▽

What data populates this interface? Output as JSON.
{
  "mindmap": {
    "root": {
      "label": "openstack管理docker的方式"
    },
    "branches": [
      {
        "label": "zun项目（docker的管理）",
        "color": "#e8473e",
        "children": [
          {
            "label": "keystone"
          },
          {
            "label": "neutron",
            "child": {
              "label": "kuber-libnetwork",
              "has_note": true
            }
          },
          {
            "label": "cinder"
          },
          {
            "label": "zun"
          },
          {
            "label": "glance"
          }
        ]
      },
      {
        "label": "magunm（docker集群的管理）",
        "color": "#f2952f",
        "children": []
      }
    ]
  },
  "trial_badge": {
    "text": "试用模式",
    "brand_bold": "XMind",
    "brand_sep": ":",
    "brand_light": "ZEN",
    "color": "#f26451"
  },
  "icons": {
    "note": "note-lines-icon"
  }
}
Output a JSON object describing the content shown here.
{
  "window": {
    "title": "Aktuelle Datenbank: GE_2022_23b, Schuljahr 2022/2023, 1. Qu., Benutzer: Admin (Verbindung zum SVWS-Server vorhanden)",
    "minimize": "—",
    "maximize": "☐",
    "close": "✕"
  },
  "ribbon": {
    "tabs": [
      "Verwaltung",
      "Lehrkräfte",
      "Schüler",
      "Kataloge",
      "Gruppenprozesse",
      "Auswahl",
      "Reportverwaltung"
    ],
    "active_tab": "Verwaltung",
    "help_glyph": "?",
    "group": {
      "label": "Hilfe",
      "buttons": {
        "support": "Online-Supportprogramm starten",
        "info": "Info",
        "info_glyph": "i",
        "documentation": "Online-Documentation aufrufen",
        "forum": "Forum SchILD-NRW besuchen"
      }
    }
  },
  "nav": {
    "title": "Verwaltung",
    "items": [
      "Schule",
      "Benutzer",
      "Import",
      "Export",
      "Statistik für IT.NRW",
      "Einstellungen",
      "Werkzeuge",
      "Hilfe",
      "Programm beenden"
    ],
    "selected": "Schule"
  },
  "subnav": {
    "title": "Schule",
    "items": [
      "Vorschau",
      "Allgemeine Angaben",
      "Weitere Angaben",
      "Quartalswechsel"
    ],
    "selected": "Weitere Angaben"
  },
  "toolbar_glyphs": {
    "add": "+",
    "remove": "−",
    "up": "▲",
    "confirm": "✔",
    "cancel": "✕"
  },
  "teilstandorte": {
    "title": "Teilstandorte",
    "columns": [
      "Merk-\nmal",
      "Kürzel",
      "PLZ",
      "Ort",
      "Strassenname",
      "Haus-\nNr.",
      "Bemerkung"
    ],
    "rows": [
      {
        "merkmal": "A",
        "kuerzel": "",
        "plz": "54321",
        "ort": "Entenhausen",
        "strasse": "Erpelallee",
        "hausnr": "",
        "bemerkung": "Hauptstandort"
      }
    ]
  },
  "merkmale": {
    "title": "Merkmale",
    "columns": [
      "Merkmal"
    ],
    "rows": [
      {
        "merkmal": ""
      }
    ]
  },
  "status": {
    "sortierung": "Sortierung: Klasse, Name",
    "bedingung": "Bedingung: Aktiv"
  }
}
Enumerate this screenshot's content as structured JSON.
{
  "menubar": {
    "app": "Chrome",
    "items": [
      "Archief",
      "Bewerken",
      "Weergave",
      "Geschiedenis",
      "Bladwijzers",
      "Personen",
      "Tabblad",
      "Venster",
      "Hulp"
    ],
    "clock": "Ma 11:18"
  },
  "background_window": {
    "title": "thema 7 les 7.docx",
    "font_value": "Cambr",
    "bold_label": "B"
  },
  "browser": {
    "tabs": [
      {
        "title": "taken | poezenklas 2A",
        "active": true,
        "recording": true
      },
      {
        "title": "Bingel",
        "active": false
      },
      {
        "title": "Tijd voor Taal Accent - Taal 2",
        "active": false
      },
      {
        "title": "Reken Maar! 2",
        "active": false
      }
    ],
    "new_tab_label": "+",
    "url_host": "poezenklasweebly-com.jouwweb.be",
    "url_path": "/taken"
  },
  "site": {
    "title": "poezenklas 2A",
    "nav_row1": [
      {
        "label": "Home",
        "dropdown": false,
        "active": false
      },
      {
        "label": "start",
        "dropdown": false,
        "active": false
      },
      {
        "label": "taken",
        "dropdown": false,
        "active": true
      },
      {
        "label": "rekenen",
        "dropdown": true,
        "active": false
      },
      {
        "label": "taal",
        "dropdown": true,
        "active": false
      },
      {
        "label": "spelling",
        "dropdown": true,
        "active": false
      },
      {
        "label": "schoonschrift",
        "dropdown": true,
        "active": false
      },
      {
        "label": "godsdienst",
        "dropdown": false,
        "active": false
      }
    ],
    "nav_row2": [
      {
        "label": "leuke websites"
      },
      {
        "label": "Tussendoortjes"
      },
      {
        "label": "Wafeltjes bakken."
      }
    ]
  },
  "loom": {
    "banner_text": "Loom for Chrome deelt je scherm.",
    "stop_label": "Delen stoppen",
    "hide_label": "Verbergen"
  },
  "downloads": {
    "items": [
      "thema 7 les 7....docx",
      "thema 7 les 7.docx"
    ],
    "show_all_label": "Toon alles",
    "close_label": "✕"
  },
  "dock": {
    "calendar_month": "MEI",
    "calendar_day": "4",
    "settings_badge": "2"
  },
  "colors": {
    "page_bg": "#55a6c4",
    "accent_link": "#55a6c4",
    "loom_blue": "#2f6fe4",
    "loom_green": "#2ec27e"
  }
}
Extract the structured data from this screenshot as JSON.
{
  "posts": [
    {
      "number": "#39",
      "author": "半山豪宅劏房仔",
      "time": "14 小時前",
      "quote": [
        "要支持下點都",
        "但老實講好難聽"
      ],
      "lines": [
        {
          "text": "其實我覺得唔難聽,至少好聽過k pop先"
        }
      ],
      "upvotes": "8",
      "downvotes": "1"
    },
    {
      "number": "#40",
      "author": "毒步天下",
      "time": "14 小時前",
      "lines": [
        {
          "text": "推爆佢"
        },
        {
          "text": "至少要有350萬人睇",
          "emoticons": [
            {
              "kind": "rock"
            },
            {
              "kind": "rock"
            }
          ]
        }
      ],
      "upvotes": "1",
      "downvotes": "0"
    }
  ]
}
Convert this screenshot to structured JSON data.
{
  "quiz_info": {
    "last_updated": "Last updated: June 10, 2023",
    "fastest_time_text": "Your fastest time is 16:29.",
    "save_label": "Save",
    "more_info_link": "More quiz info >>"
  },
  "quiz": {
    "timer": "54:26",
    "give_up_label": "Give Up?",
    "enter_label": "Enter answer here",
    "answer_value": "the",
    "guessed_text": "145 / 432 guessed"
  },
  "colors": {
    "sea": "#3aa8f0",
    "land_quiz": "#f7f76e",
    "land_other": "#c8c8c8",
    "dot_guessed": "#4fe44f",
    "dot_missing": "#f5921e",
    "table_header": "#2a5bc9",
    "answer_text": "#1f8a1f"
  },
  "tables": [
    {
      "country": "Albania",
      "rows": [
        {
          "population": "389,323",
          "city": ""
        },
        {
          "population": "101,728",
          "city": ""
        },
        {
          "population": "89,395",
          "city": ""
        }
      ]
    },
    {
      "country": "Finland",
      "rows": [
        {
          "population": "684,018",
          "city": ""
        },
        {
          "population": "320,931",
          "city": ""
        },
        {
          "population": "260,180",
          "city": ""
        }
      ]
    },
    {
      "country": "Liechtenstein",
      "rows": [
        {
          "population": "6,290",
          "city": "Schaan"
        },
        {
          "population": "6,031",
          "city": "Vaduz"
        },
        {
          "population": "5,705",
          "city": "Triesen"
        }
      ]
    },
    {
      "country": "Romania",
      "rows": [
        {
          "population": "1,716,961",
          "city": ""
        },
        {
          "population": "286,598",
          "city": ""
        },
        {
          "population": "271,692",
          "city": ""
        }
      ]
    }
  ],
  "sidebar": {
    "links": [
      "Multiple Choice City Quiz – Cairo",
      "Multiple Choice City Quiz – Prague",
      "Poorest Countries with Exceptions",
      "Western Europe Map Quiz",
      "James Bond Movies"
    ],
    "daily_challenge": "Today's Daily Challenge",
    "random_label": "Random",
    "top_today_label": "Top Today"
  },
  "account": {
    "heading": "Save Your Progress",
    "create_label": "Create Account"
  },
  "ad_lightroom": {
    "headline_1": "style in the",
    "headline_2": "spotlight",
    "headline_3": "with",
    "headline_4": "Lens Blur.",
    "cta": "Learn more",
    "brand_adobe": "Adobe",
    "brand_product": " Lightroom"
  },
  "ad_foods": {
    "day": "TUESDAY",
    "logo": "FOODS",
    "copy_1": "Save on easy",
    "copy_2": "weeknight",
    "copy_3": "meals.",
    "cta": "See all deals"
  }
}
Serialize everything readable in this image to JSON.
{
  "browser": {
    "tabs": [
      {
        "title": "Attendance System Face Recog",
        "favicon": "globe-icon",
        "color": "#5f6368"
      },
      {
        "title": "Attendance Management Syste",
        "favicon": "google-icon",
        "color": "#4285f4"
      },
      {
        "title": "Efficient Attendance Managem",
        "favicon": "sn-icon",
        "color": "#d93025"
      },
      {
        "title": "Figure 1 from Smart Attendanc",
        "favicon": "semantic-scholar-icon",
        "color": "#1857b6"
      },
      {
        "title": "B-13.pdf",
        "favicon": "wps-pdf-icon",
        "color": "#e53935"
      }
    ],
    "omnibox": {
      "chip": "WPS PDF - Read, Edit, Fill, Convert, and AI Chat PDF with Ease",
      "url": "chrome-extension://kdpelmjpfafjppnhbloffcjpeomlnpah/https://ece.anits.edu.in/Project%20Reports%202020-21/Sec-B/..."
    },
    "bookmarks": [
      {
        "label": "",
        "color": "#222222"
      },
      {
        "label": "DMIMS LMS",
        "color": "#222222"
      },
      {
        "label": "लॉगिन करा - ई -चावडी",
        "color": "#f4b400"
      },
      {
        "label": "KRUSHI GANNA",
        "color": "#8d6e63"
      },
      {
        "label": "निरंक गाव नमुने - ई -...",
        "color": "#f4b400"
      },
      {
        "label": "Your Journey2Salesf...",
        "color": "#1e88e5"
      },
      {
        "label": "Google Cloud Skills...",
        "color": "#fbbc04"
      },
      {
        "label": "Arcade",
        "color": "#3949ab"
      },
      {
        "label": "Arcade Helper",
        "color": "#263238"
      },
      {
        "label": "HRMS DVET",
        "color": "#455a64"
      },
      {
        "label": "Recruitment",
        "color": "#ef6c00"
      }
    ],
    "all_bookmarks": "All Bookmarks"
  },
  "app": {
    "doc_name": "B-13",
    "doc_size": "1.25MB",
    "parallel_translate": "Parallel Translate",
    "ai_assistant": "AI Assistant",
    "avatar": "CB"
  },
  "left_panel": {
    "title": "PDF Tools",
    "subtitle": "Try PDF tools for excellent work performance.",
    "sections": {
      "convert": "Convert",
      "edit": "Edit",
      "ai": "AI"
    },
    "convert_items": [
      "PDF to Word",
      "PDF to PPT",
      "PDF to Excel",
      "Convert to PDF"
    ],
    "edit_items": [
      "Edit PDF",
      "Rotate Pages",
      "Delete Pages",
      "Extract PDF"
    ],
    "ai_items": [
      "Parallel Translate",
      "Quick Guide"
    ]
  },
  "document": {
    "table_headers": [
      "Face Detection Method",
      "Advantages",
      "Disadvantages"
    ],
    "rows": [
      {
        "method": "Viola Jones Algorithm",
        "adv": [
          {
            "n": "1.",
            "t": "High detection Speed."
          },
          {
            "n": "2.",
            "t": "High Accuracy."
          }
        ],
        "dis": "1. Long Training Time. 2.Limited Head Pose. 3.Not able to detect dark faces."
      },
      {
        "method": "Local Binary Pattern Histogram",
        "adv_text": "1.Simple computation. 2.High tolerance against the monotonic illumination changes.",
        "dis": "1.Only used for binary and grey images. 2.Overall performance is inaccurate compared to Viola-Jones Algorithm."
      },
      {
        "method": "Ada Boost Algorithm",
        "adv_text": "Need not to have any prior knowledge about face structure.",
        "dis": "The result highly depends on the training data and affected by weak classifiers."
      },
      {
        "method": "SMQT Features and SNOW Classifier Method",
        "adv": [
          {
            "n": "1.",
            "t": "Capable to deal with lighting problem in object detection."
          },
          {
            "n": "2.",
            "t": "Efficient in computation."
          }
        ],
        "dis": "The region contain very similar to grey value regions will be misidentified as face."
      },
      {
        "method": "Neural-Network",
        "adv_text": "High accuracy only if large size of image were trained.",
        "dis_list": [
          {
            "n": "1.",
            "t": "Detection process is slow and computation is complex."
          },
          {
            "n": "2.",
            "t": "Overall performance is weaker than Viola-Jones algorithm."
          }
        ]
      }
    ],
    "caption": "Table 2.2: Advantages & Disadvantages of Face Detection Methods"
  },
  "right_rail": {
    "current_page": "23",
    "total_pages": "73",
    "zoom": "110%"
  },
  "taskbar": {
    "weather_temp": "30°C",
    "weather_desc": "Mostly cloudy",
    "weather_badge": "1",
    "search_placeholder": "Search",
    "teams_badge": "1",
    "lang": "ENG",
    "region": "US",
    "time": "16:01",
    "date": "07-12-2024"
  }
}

△

Task to complete -
Extract every line above that contains the word "with".

Reply -
      "Poorest Countries with Exceptions",
    "headline_3": "with",
      "chip": "WPS PDF - Read, Edit, Fill, Convert, and AI Chat PDF with Ease",
            "t": "Capable to deal with lighting problem in object detection."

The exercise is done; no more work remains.